| YOUR OBJECTIVE |
Exclude the pictures; give every entry again exactly as written.

(Dataset entries on figures)
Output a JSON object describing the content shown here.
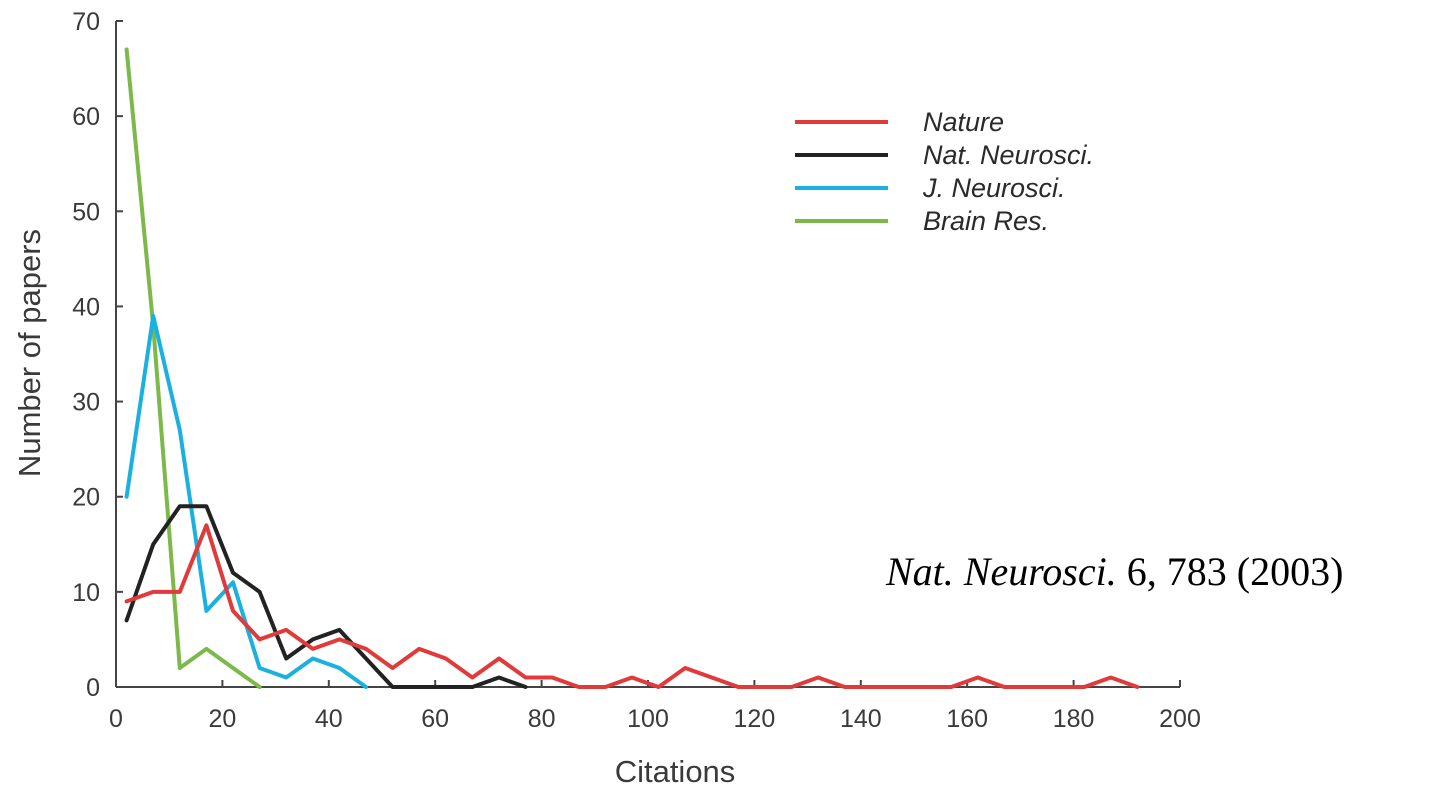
{
  "chart_data": {
    "type": "line",
    "xlabel": "Citations",
    "ylabel": "Number of papers",
    "xlim": [
      0,
      200
    ],
    "ylim": [
      0,
      70
    ],
    "xticks": [
      0,
      20,
      40,
      60,
      80,
      100,
      120,
      140,
      160,
      180,
      200
    ],
    "yticks": [
      0,
      10,
      20,
      30,
      40,
      50,
      60,
      70
    ],
    "grid": false,
    "legend_position": "top-right",
    "series": [
      {
        "name": "Nature",
        "color": "#e03a3a",
        "x": [
          2,
          7,
          12,
          17,
          22,
          27,
          32,
          37,
          42,
          47,
          52,
          57,
          62,
          67,
          72,
          77,
          82,
          87,
          92,
          97,
          102,
          107,
          112,
          117,
          122,
          127,
          132,
          137,
          142,
          147,
          152,
          157,
          162,
          167,
          172,
          177,
          182,
          187,
          192
        ],
        "values": [
          9,
          10,
          10,
          17,
          8,
          5,
          6,
          4,
          5,
          4,
          2,
          4,
          3,
          1,
          3,
          1,
          1,
          0,
          0,
          1,
          0,
          2,
          1,
          0,
          0,
          0,
          1,
          0,
          0,
          0,
          0,
          0,
          1,
          0,
          0,
          0,
          0,
          1,
          0
        ]
      },
      {
        "name": "Nat. Neurosci.",
        "color": "#222222",
        "x": [
          2,
          7,
          12,
          17,
          22,
          27,
          32,
          37,
          42,
          47,
          52,
          57,
          62,
          67,
          72,
          77
        ],
        "values": [
          7,
          15,
          19,
          19,
          12,
          10,
          3,
          5,
          6,
          3,
          0,
          0,
          0,
          0,
          1,
          0
        ]
      },
      {
        "name": "J. Neurosci.",
        "color": "#1ab0e0",
        "x": [
          2,
          7,
          12,
          17,
          22,
          27,
          32,
          37,
          42,
          47
        ],
        "values": [
          20,
          39,
          27,
          8,
          11,
          2,
          1,
          3,
          2,
          0
        ]
      },
      {
        "name": "Brain Res.",
        "color": "#7cb84a",
        "x": [
          2,
          7,
          12,
          17,
          22,
          27
        ],
        "values": [
          67,
          38,
          2,
          4,
          2,
          0
        ]
      }
    ]
  },
  "citation": {
    "journal": "Nat. Neurosci.",
    "rest": " 6, 783 (2003)"
  }
}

| COMPLETE OUTPUT |
Output a JSON object describing the content shown here.
{
  "chart_data": {
    "type": "line",
    "xlabel": "Citations",
    "ylabel": "Number of papers",
    "xlim": [
      0,
      200
    ],
    "ylim": [
      0,
      70
    ],
    "xticks": [
      0,
      20,
      40,
      60,
      80,
      100,
      120,
      140,
      160,
      180,
      200
    ],
    "yticks": [
      0,
      10,
      20,
      30,
      40,
      50,
      60,
      70
    ],
    "grid": false,
    "legend_position": "top-right",
    "series": [
      {
        "name": "Nature",
        "color": "#e03a3a",
        "x": [
          2,
          7,
          12,
          17,
          22,
          27,
          32,
          37,
          42,
          47,
          52,
          57,
          62,
          67,
          72,
          77,
          82,
          87,
          92,
          97,
          102,
          107,
          112,
          117,
          122,
          127,
          132,
          137,
          142,
          147,
          152,
          157,
          162,
          167,
          172,
          177,
          182,
          187,
          192
        ],
        "values": [
          9,
          10,
          10,
          17,
          8,
          5,
          6,
          4,
          5,
          4,
          2,
          4,
          3,
          1,
          3,
          1,
          1,
          0,
          0,
          1,
          0,
          2,
          1,
          0,
          0,
          0,
          1,
          0,
          0,
          0,
          0,
          0,
          1,
          0,
          0,
          0,
          0,
          1,
          0
        ]
      },
      {
        "name": "Nat. Neurosci.",
        "color": "#222222",
        "x": [
          2,
          7,
          12,
          17,
          22,
          27,
          32,
          37,
          42,
          47,
          52,
          57,
          62,
          67,
          72,
          77
        ],
        "values": [
          7,
          15,
          19,
          19,
          12,
          10,
          3,
          5,
          6,
          3,
          0,
          0,
          0,
          0,
          1,
          0
        ]
      },
      {
        "name": "J. Neurosci.",
        "color": "#1ab0e0",
        "x": [
          2,
          7,
          12,
          17,
          22,
          27,
          32,
          37,
          42,
          47
        ],
        "values": [
          20,
          39,
          27,
          8,
          11,
          2,
          1,
          3,
          2,
          0
        ]
      },
      {
        "name": "Brain Res.",
        "color": "#7cb84a",
        "x": [
          2,
          7,
          12,
          17,
          22,
          27
        ],
        "values": [
          67,
          38,
          2,
          4,
          2,
          0
        ]
      }
    ]
  },
  "citation": {
    "journal": "Nat. Neurosci.",
    "rest": " 6, 783 (2003)"
  }
}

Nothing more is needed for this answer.